__TASK DESCRIPTION__. Produce an exact transcript of all the records.

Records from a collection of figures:
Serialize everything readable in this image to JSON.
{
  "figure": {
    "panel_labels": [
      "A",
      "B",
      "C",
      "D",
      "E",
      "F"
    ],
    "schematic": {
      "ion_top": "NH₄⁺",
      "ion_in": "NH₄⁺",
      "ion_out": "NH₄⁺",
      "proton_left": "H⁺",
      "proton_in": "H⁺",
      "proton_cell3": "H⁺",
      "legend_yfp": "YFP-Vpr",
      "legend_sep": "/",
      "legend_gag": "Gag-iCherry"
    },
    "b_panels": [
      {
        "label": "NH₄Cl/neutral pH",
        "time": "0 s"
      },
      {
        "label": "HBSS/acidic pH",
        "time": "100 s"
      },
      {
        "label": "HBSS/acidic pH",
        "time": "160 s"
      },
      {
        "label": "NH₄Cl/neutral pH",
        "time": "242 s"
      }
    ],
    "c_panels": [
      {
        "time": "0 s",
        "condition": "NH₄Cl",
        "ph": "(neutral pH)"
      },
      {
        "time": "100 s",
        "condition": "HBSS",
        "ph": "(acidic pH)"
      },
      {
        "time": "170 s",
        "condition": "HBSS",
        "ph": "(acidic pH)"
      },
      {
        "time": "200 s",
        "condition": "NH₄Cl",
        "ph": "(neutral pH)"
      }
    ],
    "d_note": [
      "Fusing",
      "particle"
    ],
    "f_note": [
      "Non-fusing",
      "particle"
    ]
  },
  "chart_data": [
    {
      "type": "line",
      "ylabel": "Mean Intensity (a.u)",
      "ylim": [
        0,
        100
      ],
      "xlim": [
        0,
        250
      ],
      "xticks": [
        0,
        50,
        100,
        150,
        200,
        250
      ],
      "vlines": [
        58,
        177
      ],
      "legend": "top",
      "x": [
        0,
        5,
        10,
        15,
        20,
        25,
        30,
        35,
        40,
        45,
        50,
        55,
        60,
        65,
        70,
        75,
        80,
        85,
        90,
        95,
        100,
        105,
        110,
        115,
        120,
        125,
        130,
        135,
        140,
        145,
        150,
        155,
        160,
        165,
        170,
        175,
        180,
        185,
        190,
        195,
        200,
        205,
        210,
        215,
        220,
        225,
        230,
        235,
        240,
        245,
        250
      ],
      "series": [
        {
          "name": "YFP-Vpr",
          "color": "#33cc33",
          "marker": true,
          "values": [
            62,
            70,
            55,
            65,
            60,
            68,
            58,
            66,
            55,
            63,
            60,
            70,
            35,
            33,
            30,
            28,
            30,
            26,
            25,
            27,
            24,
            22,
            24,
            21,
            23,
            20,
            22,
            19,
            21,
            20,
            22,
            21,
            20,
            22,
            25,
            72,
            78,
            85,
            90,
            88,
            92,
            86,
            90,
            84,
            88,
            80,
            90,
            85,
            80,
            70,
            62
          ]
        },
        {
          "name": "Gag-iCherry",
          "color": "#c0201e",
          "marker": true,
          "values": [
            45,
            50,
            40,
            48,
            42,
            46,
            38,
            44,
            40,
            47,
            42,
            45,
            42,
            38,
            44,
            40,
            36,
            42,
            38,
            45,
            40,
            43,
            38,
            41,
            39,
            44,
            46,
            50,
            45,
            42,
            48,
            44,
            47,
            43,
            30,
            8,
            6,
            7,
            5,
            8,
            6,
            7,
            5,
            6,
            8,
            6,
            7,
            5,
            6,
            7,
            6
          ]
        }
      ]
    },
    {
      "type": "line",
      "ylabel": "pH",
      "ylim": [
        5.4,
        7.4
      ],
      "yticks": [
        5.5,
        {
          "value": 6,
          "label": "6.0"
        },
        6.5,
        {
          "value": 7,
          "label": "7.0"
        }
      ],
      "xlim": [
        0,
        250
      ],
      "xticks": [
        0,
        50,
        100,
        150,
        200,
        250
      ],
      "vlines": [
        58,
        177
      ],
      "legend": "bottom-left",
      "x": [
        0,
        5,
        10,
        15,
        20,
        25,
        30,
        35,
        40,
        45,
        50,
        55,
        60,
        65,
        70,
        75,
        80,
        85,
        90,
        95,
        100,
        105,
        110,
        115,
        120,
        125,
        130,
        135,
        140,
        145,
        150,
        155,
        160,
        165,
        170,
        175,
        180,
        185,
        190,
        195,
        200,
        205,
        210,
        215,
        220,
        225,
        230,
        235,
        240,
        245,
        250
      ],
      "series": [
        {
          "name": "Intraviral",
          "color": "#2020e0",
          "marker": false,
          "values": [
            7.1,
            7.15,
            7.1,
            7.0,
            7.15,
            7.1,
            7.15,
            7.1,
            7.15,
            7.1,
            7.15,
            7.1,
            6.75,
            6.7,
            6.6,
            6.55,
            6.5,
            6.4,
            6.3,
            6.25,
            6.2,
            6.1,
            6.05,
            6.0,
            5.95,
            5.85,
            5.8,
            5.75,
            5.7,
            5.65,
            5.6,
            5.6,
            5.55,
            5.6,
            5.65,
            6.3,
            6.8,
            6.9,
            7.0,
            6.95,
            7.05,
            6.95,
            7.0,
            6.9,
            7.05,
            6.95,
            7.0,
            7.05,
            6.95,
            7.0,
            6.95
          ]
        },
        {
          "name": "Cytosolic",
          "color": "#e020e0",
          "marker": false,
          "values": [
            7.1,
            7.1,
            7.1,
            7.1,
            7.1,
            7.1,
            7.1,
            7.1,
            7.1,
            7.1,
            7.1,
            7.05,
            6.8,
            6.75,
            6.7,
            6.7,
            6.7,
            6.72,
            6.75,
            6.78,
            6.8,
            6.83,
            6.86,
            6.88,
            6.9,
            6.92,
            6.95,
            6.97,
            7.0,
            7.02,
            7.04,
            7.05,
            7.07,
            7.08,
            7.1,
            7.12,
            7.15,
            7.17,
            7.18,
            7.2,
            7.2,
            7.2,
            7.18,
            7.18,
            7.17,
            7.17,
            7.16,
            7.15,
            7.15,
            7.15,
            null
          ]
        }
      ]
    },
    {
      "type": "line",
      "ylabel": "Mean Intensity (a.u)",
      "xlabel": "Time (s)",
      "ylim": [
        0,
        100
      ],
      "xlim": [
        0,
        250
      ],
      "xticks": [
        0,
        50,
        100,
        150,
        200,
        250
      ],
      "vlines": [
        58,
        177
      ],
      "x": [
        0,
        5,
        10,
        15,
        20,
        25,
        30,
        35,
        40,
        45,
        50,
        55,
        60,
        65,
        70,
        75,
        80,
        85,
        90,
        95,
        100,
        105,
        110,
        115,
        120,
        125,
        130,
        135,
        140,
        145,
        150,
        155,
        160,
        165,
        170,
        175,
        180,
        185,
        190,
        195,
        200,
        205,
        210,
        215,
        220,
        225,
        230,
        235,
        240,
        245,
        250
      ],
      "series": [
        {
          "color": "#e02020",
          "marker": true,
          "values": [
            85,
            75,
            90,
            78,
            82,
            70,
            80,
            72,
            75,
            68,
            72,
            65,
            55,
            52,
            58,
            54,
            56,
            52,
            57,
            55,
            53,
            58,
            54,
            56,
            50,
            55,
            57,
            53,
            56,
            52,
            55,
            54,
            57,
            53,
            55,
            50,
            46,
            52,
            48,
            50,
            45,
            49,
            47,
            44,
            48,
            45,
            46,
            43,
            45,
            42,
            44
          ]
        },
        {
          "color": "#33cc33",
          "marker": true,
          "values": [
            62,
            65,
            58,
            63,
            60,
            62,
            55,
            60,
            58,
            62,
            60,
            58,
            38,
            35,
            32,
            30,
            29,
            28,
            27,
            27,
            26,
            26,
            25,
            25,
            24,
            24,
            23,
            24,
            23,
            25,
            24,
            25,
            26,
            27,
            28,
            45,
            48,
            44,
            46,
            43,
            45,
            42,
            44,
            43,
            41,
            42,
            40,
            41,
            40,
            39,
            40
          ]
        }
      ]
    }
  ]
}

__PROBLEM SOLUTION__.
Serialize everything readable in this image to JSON.
{
  "figure": {
    "panel_labels": [
      "A",
      "B",
      "C",
      "D",
      "E",
      "F"
    ],
    "schematic": {
      "ion_top": "NH₄⁺",
      "ion_in": "NH₄⁺",
      "ion_out": "NH₄⁺",
      "proton_left": "H⁺",
      "proton_in": "H⁺",
      "proton_cell3": "H⁺",
      "legend_yfp": "YFP-Vpr",
      "legend_sep": "/",
      "legend_gag": "Gag-iCherry"
    },
    "b_panels": [
      {
        "label": "NH₄Cl/neutral pH",
        "time": "0 s"
      },
      {
        "label": "HBSS/acidic pH",
        "time": "100 s"
      },
      {
        "label": "HBSS/acidic pH",
        "time": "160 s"
      },
      {
        "label": "NH₄Cl/neutral pH",
        "time": "242 s"
      }
    ],
    "c_panels": [
      {
        "time": "0 s",
        "condition": "NH₄Cl",
        "ph": "(neutral pH)"
      },
      {
        "time": "100 s",
        "condition": "HBSS",
        "ph": "(acidic pH)"
      },
      {
        "time": "170 s",
        "condition": "HBSS",
        "ph": "(acidic pH)"
      },
      {
        "time": "200 s",
        "condition": "NH₄Cl",
        "ph": "(neutral pH)"
      }
    ],
    "d_note": [
      "Fusing",
      "particle"
    ],
    "f_note": [
      "Non-fusing",
      "particle"
    ]
  },
  "chart_data": [
    {
      "type": "line",
      "ylabel": "Mean Intensity (a.u)",
      "ylim": [
        0,
        100
      ],
      "xlim": [
        0,
        250
      ],
      "xticks": [
        0,
        50,
        100,
        150,
        200,
        250
      ],
      "vlines": [
        58,
        177
      ],
      "legend": "top",
      "x": [
        0,
        5,
        10,
        15,
        20,
        25,
        30,
        35,
        40,
        45,
        50,
        55,
        60,
        65,
        70,
        75,
        80,
        85,
        90,
        95,
        100,
        105,
        110,
        115,
        120,
        125,
        130,
        135,
        140,
        145,
        150,
        155,
        160,
        165,
        170,
        175,
        180,
        185,
        190,
        195,
        200,
        205,
        210,
        215,
        220,
        225,
        230,
        235,
        240,
        245,
        250
      ],
      "series": [
        {
          "name": "YFP-Vpr",
          "color": "#33cc33",
          "marker": true,
          "values": [
            62,
            70,
            55,
            65,
            60,
            68,
            58,
            66,
            55,
            63,
            60,
            70,
            35,
            33,
            30,
            28,
            30,
            26,
            25,
            27,
            24,
            22,
            24,
            21,
            23,
            20,
            22,
            19,
            21,
            20,
            22,
            21,
            20,
            22,
            25,
            72,
            78,
            85,
            90,
            88,
            92,
            86,
            90,
            84,
            88,
            80,
            90,
            85,
            80,
            70,
            62
          ]
        },
        {
          "name": "Gag-iCherry",
          "color": "#c0201e",
          "marker": true,
          "values": [
            45,
            50,
            40,
            48,
            42,
            46,
            38,
            44,
            40,
            47,
            42,
            45,
            42,
            38,
            44,
            40,
            36,
            42,
            38,
            45,
            40,
            43,
            38,
            41,
            39,
            44,
            46,
            50,
            45,
            42,
            48,
            44,
            47,
            43,
            30,
            8,
            6,
            7,
            5,
            8,
            6,
            7,
            5,
            6,
            8,
            6,
            7,
            5,
            6,
            7,
            6
          ]
        }
      ]
    },
    {
      "type": "line",
      "ylabel": "pH",
      "ylim": [
        5.4,
        7.4
      ],
      "yticks": [
        5.5,
        {
          "value": 6,
          "label": "6.0"
        },
        6.5,
        {
          "value": 7,
          "label": "7.0"
        }
      ],
      "xlim": [
        0,
        250
      ],
      "xticks": [
        0,
        50,
        100,
        150,
        200,
        250
      ],
      "vlines": [
        58,
        177
      ],
      "legend": "bottom-left",
      "x": [
        0,
        5,
        10,
        15,
        20,
        25,
        30,
        35,
        40,
        45,
        50,
        55,
        60,
        65,
        70,
        75,
        80,
        85,
        90,
        95,
        100,
        105,
        110,
        115,
        120,
        125,
        130,
        135,
        140,
        145,
        150,
        155,
        160,
        165,
        170,
        175,
        180,
        185,
        190,
        195,
        200,
        205,
        210,
        215,
        220,
        225,
        230,
        235,
        240,
        245,
        250
      ],
      "series": [
        {
          "name": "Intraviral",
          "color": "#2020e0",
          "marker": false,
          "values": [
            7.1,
            7.15,
            7.1,
            7.0,
            7.15,
            7.1,
            7.15,
            7.1,
            7.15,
            7.1,
            7.15,
            7.1,
            6.75,
            6.7,
            6.6,
            6.55,
            6.5,
            6.4,
            6.3,
            6.25,
            6.2,
            6.1,
            6.05,
            6.0,
            5.95,
            5.85,
            5.8,
            5.75,
            5.7,
            5.65,
            5.6,
            5.6,
            5.55,
            5.6,
            5.65,
            6.3,
            6.8,
            6.9,
            7.0,
            6.95,
            7.05,
            6.95,
            7.0,
            6.9,
            7.05,
            6.95,
            7.0,
            7.05,
            6.95,
            7.0,
            6.95
          ]
        },
        {
          "name": "Cytosolic",
          "color": "#e020e0",
          "marker": false,
          "values": [
            7.1,
            7.1,
            7.1,
            7.1,
            7.1,
            7.1,
            7.1,
            7.1,
            7.1,
            7.1,
            7.1,
            7.05,
            6.8,
            6.75,
            6.7,
            6.7,
            6.7,
            6.72,
            6.75,
            6.78,
            6.8,
            6.83,
            6.86,
            6.88,
            6.9,
            6.92,
            6.95,
            6.97,
            7.0,
            7.02,
            7.04,
            7.05,
            7.07,
            7.08,
            7.1,
            7.12,
            7.15,
            7.17,
            7.18,
            7.2,
            7.2,
            7.2,
            7.18,
            7.18,
            7.17,
            7.17,
            7.16,
            7.15,
            7.15,
            7.15,
            null
          ]
        }
      ]
    },
    {
      "type": "line",
      "ylabel": "Mean Intensity (a.u)",
      "xlabel": "Time (s)",
      "ylim": [
        0,
        100
      ],
      "xlim": [
        0,
        250
      ],
      "xticks": [
        0,
        50,
        100,
        150,
        200,
        250
      ],
      "vlines": [
        58,
        177
      ],
      "x": [
        0,
        5,
        10,
        15,
        20,
        25,
        30,
        35,
        40,
        45,
        50,
        55,
        60,
        65,
        70,
        75,
        80,
        85,
        90,
        95,
        100,
        105,
        110,
        115,
        120,
        125,
        130,
        135,
        140,
        145,
        150,
        155,
        160,
        165,
        170,
        175,
        180,
        185,
        190,
        195,
        200,
        205,
        210,
        215,
        220,
        225,
        230,
        235,
        240,
        245,
        250
      ],
      "series": [
        {
          "color": "#e02020",
          "marker": true,
          "values": [
            85,
            75,
            90,
            78,
            82,
            70,
            80,
            72,
            75,
            68,
            72,
            65,
            55,
            52,
            58,
            54,
            56,
            52,
            57,
            55,
            53,
            58,
            54,
            56,
            50,
            55,
            57,
            53,
            56,
            52,
            55,
            54,
            57,
            53,
            55,
            50,
            46,
            52,
            48,
            50,
            45,
            49,
            47,
            44,
            48,
            45,
            46,
            43,
            45,
            42,
            44
          ]
        },
        {
          "color": "#33cc33",
          "marker": true,
          "values": [
            62,
            65,
            58,
            63,
            60,
            62,
            55,
            60,
            58,
            62,
            60,
            58,
            38,
            35,
            32,
            30,
            29,
            28,
            27,
            27,
            26,
            26,
            25,
            25,
            24,
            24,
            23,
            24,
            23,
            25,
            24,
            25,
            26,
            27,
            28,
            45,
            48,
            44,
            46,
            43,
            45,
            42,
            44,
            43,
            41,
            42,
            40,
            41,
            40,
            39,
            40
          ]
        }
      ]
    }
  ]
}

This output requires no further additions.